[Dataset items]
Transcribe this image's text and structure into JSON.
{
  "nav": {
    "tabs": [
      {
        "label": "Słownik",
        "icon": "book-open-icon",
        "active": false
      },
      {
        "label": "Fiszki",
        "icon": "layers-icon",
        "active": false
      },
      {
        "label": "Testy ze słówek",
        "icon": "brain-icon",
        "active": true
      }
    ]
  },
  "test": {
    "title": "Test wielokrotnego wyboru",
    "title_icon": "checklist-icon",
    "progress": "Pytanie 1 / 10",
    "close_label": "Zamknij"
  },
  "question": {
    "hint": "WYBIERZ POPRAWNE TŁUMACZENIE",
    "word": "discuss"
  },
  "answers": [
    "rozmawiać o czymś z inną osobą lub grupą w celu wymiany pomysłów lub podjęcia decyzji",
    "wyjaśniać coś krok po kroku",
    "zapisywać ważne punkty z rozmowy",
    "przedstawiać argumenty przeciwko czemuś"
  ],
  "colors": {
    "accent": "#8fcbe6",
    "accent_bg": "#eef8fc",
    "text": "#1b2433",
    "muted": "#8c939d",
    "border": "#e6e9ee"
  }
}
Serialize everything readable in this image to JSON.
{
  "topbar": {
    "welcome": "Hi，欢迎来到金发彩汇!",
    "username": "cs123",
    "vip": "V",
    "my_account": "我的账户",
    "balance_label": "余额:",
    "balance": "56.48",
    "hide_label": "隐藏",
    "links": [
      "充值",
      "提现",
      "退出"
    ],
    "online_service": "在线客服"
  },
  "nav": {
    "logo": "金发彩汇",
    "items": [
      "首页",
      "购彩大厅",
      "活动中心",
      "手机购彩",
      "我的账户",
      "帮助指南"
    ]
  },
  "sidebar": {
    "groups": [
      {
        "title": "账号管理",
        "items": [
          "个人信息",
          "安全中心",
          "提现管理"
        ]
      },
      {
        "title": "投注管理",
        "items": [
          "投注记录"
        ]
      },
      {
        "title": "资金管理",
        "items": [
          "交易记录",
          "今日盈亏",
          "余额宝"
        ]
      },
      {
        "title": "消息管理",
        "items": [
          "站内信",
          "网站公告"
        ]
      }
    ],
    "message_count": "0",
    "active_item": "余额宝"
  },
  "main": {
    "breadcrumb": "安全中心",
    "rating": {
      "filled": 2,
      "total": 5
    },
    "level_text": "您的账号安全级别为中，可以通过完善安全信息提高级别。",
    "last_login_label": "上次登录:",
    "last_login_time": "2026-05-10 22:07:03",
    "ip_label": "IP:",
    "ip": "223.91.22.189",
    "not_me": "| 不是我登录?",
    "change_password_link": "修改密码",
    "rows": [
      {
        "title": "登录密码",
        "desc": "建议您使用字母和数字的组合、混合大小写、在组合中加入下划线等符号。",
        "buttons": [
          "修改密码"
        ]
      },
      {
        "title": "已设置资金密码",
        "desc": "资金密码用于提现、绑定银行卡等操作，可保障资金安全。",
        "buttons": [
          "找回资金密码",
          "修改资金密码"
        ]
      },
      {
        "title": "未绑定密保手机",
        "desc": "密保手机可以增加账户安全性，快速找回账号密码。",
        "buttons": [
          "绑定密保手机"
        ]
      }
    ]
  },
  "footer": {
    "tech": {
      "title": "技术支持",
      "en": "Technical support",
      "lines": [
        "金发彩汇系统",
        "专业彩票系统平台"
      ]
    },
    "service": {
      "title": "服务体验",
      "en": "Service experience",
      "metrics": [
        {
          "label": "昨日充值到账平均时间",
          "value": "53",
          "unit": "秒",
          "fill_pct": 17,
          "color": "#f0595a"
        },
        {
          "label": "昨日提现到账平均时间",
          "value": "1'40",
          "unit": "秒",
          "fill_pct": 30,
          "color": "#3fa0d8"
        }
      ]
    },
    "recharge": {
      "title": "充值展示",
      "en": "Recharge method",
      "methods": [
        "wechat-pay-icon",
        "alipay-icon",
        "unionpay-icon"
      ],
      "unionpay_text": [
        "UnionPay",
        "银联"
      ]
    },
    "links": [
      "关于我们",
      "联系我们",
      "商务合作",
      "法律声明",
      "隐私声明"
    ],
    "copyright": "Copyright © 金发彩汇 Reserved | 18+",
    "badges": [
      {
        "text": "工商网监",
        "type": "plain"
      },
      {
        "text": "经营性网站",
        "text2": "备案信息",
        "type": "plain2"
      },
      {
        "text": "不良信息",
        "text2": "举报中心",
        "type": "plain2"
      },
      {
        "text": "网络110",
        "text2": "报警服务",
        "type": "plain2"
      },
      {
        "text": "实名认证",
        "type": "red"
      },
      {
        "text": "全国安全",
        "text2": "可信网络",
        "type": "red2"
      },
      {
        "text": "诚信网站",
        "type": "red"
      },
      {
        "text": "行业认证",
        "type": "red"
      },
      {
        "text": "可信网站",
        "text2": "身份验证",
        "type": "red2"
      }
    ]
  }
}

Exercise goal. Print the listing above in full, exactly as it is.

Exercise result.
Transcribe this image's text and structure into JSON.
{
  "nav": {
    "tabs": [
      {
        "label": "Słownik",
        "icon": "book-open-icon",
        "active": false
      },
      {
        "label": "Fiszki",
        "icon": "layers-icon",
        "active": false
      },
      {
        "label": "Testy ze słówek",
        "icon": "brain-icon",
        "active": true
      }
    ]
  },
  "test": {
    "title": "Test wielokrotnego wyboru",
    "title_icon": "checklist-icon",
    "progress": "Pytanie 1 / 10",
    "close_label": "Zamknij"
  },
  "question": {
    "hint": "WYBIERZ POPRAWNE TŁUMACZENIE",
    "word": "discuss"
  },
  "answers": [
    "rozmawiać o czymś z inną osobą lub grupą w celu wymiany pomysłów lub podjęcia decyzji",
    "wyjaśniać coś krok po kroku",
    "zapisywać ważne punkty z rozmowy",
    "przedstawiać argumenty przeciwko czemuś"
  ],
  "colors": {
    "accent": "#8fcbe6",
    "accent_bg": "#eef8fc",
    "text": "#1b2433",
    "muted": "#8c939d",
    "border": "#e6e9ee"
  }
}
Serialize everything readable in this image to JSON.
{
  "topbar": {
    "welcome": "Hi，欢迎来到金发彩汇!",
    "username": "cs123",
    "vip": "V",
    "my_account": "我的账户",
    "balance_label": "余额:",
    "balance": "56.48",
    "hide_label": "隐藏",
    "links": [
      "充值",
      "提现",
      "退出"
    ],
    "online_service": "在线客服"
  },
  "nav": {
    "logo": "金发彩汇",
    "items": [
      "首页",
      "购彩大厅",
      "活动中心",
      "手机购彩",
      "我的账户",
      "帮助指南"
    ]
  },
  "sidebar": {
    "groups": [
      {
        "title": "账号管理",
        "items": [
          "个人信息",
          "安全中心",
          "提现管理"
        ]
      },
      {
        "title": "投注管理",
        "items": [
          "投注记录"
        ]
      },
      {
        "title": "资金管理",
        "items": [
          "交易记录",
          "今日盈亏",
          "余额宝"
        ]
      },
      {
        "title": "消息管理",
        "items": [
          "站内信",
          "网站公告"
        ]
      }
    ],
    "message_count": "0",
    "active_item": "余额宝"
  },
  "main": {
    "breadcrumb": "安全中心",
    "rating": {
      "filled": 2,
      "total": 5
    },
    "level_text": "您的账号安全级别为中，可以通过完善安全信息提高级别。",
    "last_login_label": "上次登录:",
    "last_login_time": "2026-05-10 22:07:03",
    "ip_label": "IP:",
    "ip": "223.91.22.189",
    "not_me": "| 不是我登录?",
    "change_password_link": "修改密码",
    "rows": [
      {
        "title": "登录密码",
        "desc": "建议您使用字母和数字的组合、混合大小写、在组合中加入下划线等符号。",
        "buttons": [
          "修改密码"
        ]
      },
      {
        "title": "已设置资金密码",
        "desc": "资金密码用于提现、绑定银行卡等操作，可保障资金安全。",
        "buttons": [
          "找回资金密码",
          "修改资金密码"
        ]
      },
      {
        "title": "未绑定密保手机",
        "desc": "密保手机可以增加账户安全性，快速找回账号密码。",
        "buttons": [
          "绑定密保手机"
        ]
      }
    ]
  },
  "footer": {
    "tech": {
      "title": "技术支持",
      "en": "Technical support",
      "lines": [
        "金发彩汇系统",
        "专业彩票系统平台"
      ]
    },
    "service": {
      "title": "服务体验",
      "en": "Service experience",
      "metrics": [
        {
          "label": "昨日充值到账平均时间",
          "value": "53",
          "unit": "秒",
          "fill_pct": 17,
          "color": "#f0595a"
        },
        {
          "label": "昨日提现到账平均时间",
          "value": "1'40",
          "unit": "秒",
          "fill_pct": 30,
          "color": "#3fa0d8"
        }
      ]
    },
    "recharge": {
      "title": "充值展示",
      "en": "Recharge method",
      "methods": [
        "wechat-pay-icon",
        "alipay-icon",
        "unionpay-icon"
      ],
      "unionpay_text": [
        "UnionPay",
        "银联"
      ]
    },
    "links": [
      "关于我们",
      "联系我们",
      "商务合作",
      "法律声明",
      "隐私声明"
    ],
    "copyright": "Copyright © 金发彩汇 Reserved | 18+",
    "badges": [
      {
        "text": "工商网监",
        "type": "plain"
      },
      {
        "text": "经营性网站",
        "text2": "备案信息",
        "type": "plain2"
      },
      {
        "text": "不良信息",
        "text2": "举报中心",
        "type": "plain2"
      },
      {
        "text": "网络110",
        "text2": "报警服务",
        "type": "plain2"
      },
      {
        "text": "实名认证",
        "type": "red"
      },
      {
        "text": "全国安全",
        "text2": "可信网络",
        "type": "red2"
      },
      {
        "text": "诚信网站",
        "type": "red"
      },
      {
        "text": "行业认证",
        "type": "red"
      },
      {
        "text": "可信网站",
        "text2": "身份验证",
        "type": "red2"
      }
    ]
  }
}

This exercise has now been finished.